### Problem details
Produce an exact transcription of the listing below, omitting the pictures.

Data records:
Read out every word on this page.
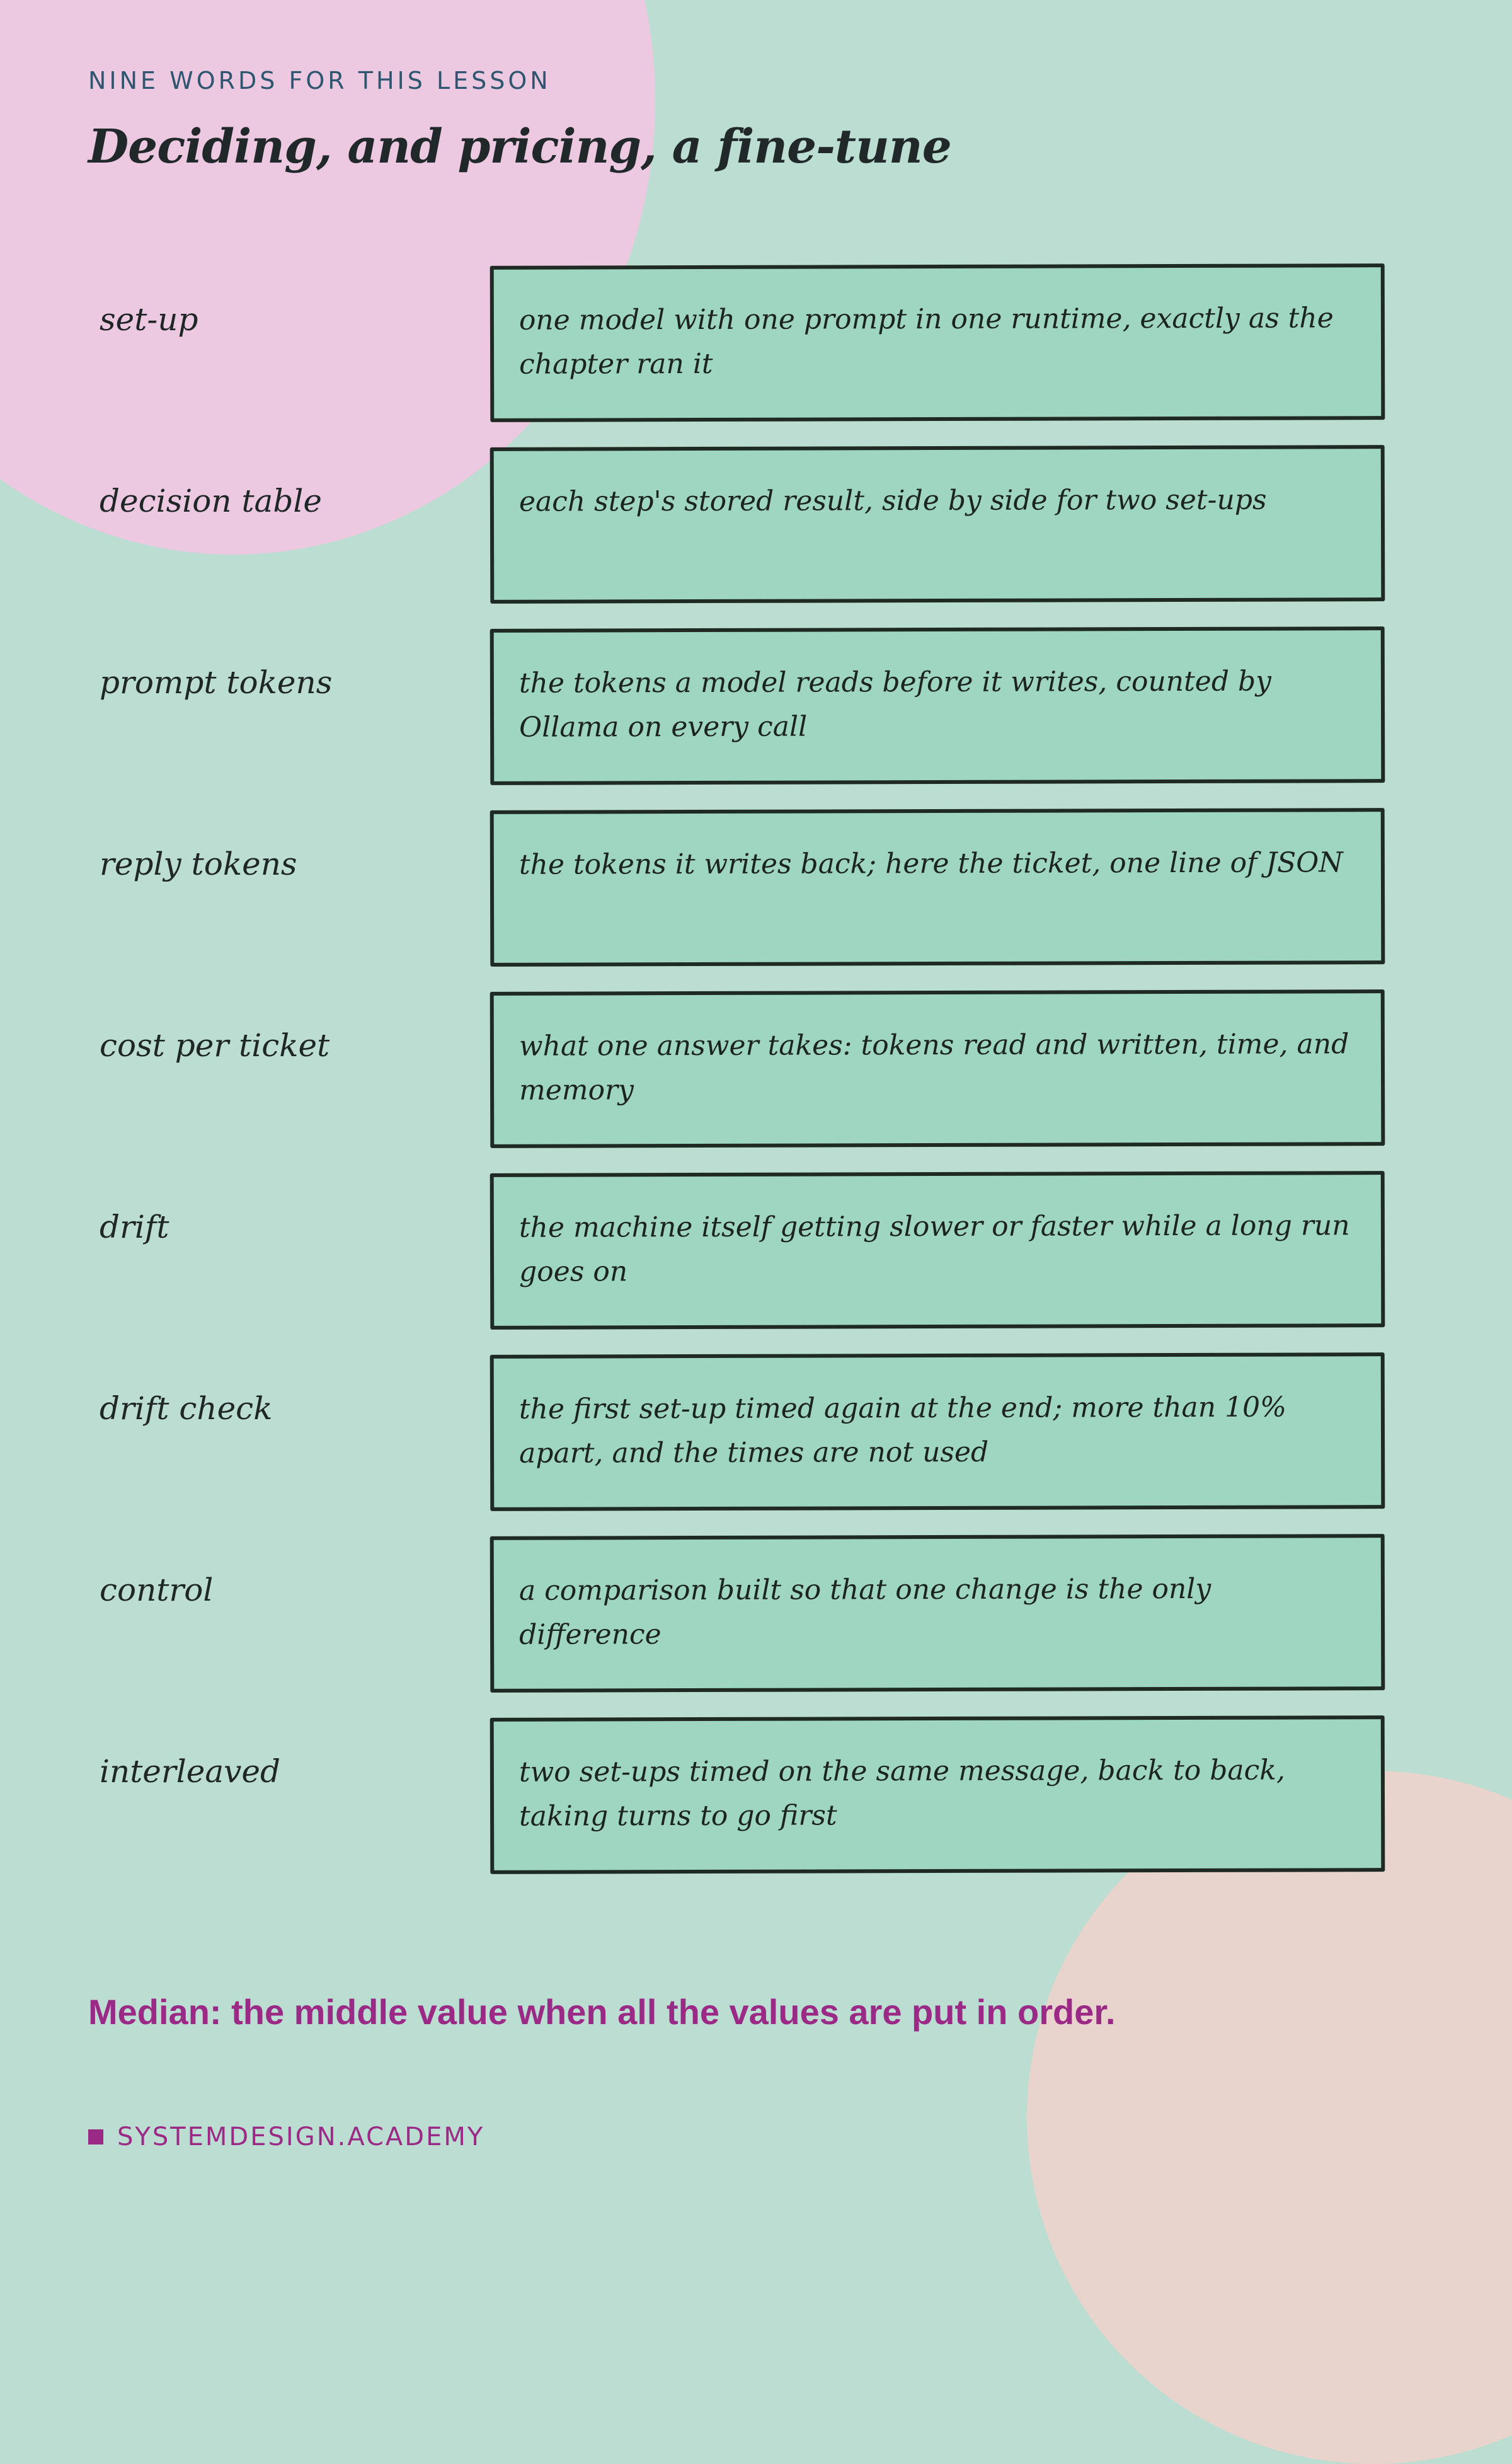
NINE WORDS FOR THIS LESSON
Deciding, and pricing, a fine-tune
set-up	one model with one prompt in one runtime, exactly as the chapter ran it
decision table	each step's stored result, side by side for two set-ups
prompt tokens	the tokens a model reads before it writes, counted by Ollama on every call
reply tokens	the tokens it writes back; here the ticket, one line of JSON
cost per ticket	what one answer takes: tokens read and written, time, and memory
drift	the machine itself getting slower or faster while a long run goes on
drift check	the first set-up timed again at the end; more than 10% apart, and the times are not used
control	a comparison built so that one change is the only difference
interleaved	two set-ups timed on the same message, back to back, taking turns to go first
Median: the middle value when all the values are put in order.
SYSTEMDESIGN.ACADEMY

### Result for this exercise
Read out every word on this page.
NINE WORDS FOR THIS LESSON
Deciding, and pricing, a fine-tune
set-up	one model with one prompt in one runtime, exactly as the chapter ran it
decision table	each step's stored result, side by side for two set-ups
prompt tokens	the tokens a model reads before it writes, counted by Ollama on every call
reply tokens	the tokens it writes back; here the ticket, one line of JSON
cost per ticket	what one answer takes: tokens read and written, time, and memory
drift	the machine itself getting slower or faster while a long run goes on
drift check	the first set-up timed again at the end; more than 10% apart, and the times are not used
control	a comparison built so that one change is the only difference
interleaved	two set-ups timed on the same message, back to back, taking turns to go first
Median: the middle value when all the values are put in order.
SYSTEMDESIGN.ACADEMY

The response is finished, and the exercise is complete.